◆ **What this task involves**: Copy out all lines of the records in which the word "true" appears.

◆ **Stored rows**:
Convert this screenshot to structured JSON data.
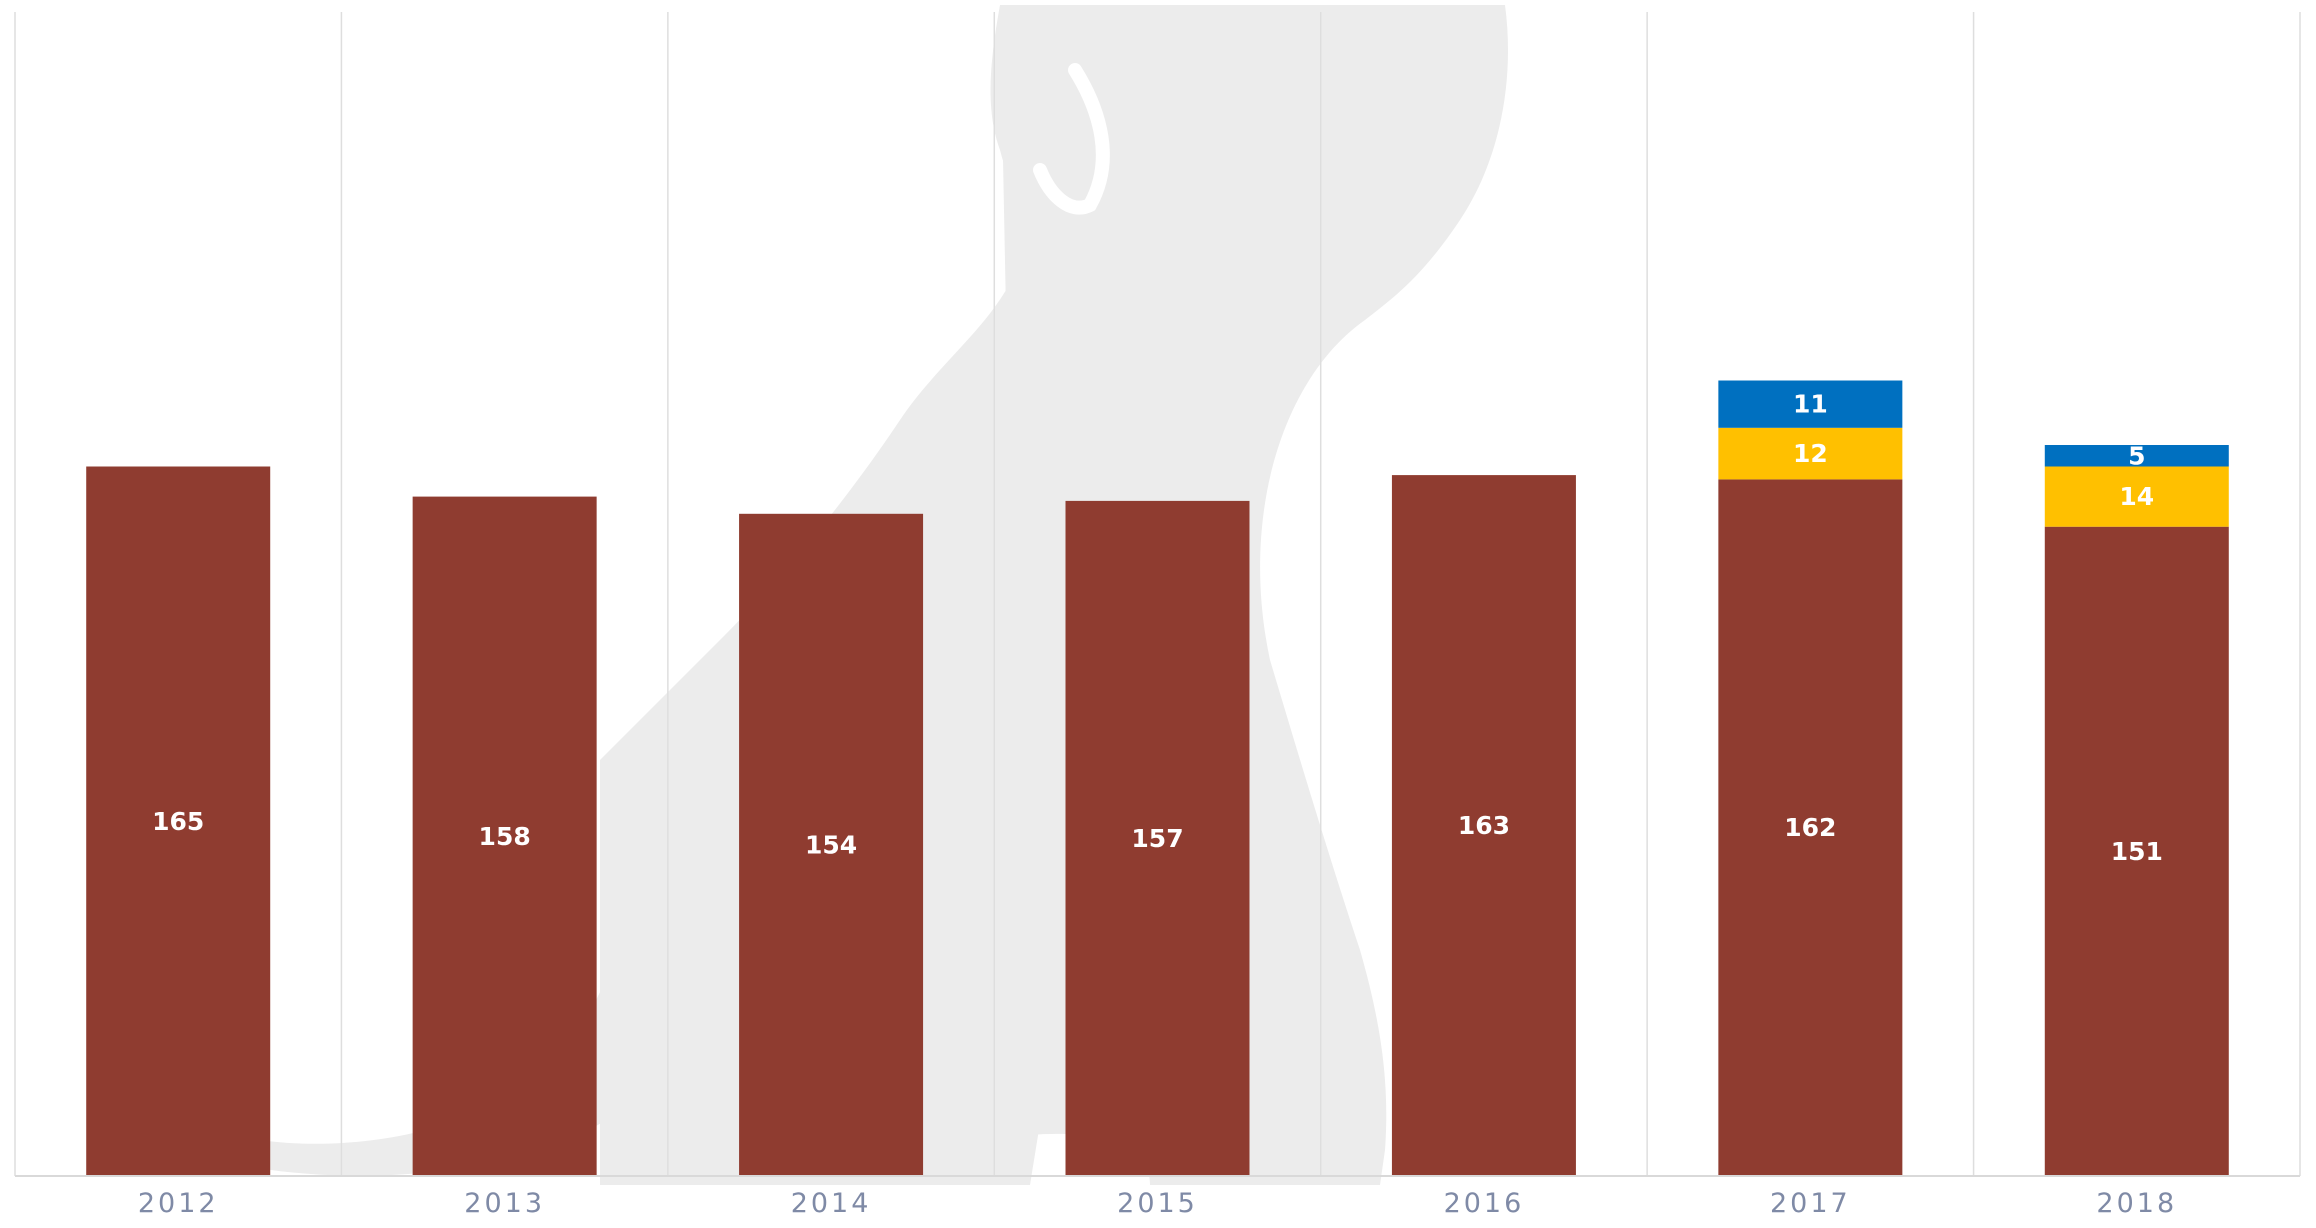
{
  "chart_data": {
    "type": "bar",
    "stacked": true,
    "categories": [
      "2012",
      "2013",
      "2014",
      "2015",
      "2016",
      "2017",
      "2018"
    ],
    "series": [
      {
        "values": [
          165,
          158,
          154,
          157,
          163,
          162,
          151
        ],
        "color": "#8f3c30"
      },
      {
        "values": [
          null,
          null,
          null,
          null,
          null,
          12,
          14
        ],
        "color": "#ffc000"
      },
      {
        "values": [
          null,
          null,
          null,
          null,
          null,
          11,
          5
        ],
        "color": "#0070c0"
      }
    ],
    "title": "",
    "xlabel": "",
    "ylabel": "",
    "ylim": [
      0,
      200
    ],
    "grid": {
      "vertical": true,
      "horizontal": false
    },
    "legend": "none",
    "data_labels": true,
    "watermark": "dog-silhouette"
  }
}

◆ **Answer for this exercise**:
    "stacked": true,
      "vertical": true,
    "data_labels": true,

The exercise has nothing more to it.